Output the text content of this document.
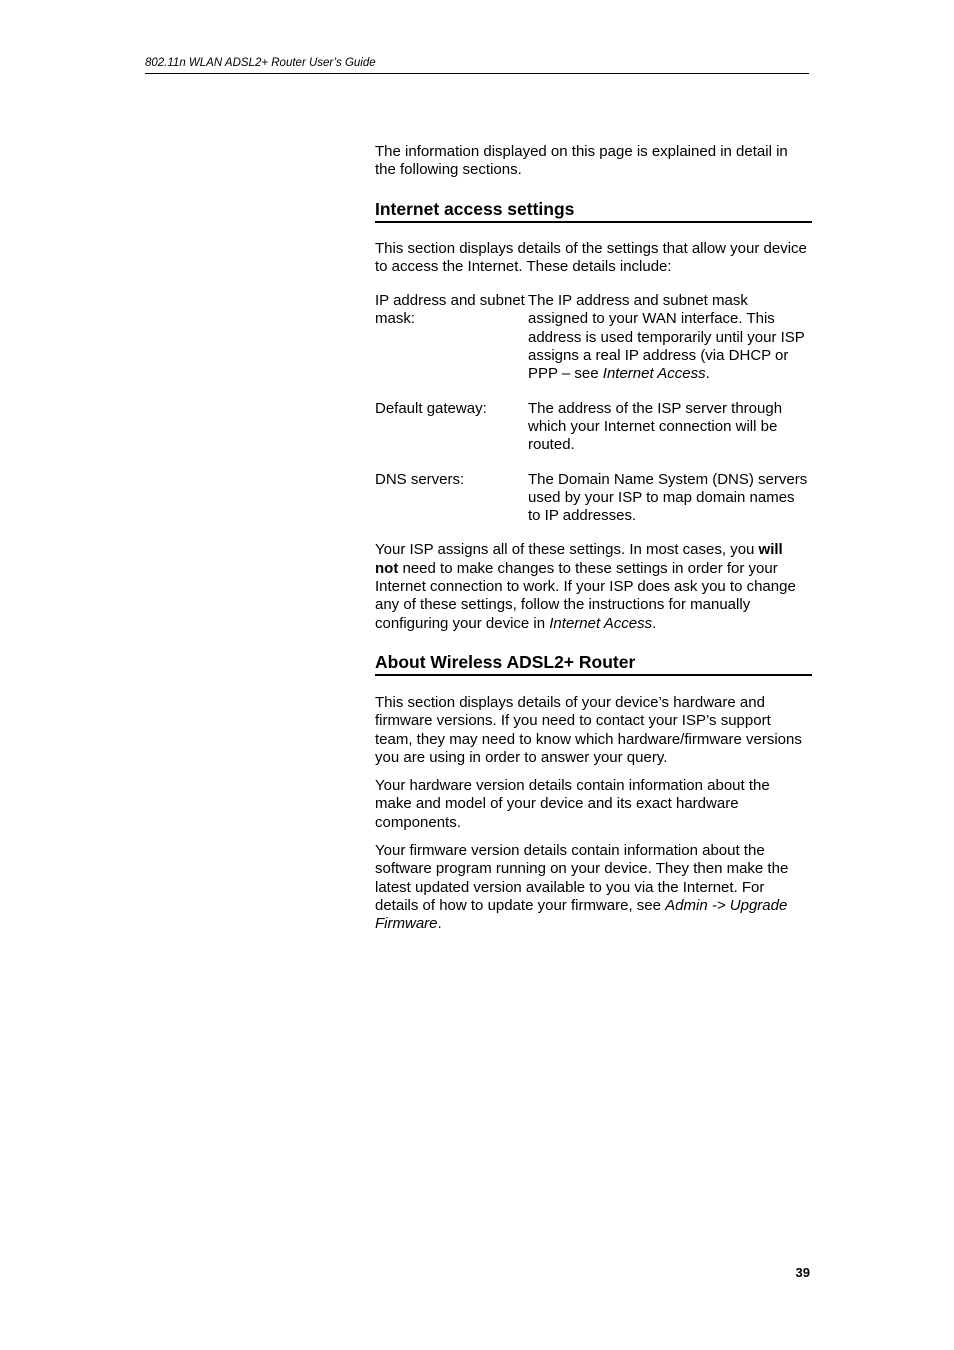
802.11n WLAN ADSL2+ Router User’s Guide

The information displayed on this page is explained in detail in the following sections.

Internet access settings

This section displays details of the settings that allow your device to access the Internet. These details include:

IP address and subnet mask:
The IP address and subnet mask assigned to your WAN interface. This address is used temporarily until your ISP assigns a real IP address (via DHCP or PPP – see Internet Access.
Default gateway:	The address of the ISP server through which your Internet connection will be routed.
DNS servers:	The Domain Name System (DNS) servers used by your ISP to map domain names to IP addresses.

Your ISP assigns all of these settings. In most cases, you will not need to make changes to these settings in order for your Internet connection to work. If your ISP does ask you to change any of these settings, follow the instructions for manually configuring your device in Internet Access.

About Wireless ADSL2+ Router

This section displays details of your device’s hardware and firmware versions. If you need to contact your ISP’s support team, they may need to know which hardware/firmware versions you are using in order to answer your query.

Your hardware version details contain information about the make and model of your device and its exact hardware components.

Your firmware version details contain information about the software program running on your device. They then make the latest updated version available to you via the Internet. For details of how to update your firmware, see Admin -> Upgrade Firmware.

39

########################################

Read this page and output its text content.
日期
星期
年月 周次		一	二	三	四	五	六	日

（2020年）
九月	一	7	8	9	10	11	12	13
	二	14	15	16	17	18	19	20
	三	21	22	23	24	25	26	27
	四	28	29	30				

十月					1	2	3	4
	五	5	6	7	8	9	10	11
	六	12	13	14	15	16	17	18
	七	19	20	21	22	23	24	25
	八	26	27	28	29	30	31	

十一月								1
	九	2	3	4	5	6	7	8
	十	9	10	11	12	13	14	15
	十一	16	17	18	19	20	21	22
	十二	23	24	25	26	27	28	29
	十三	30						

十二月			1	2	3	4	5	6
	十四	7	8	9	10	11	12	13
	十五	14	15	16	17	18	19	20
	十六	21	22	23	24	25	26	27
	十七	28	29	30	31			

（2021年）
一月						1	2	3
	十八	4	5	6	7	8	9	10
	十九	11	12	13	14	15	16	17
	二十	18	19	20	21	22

########################################

◆ Written instruction ◆
Look through the records and count each line that holds "mask". Write only the total.

◆ Solution to this exercise ◆
2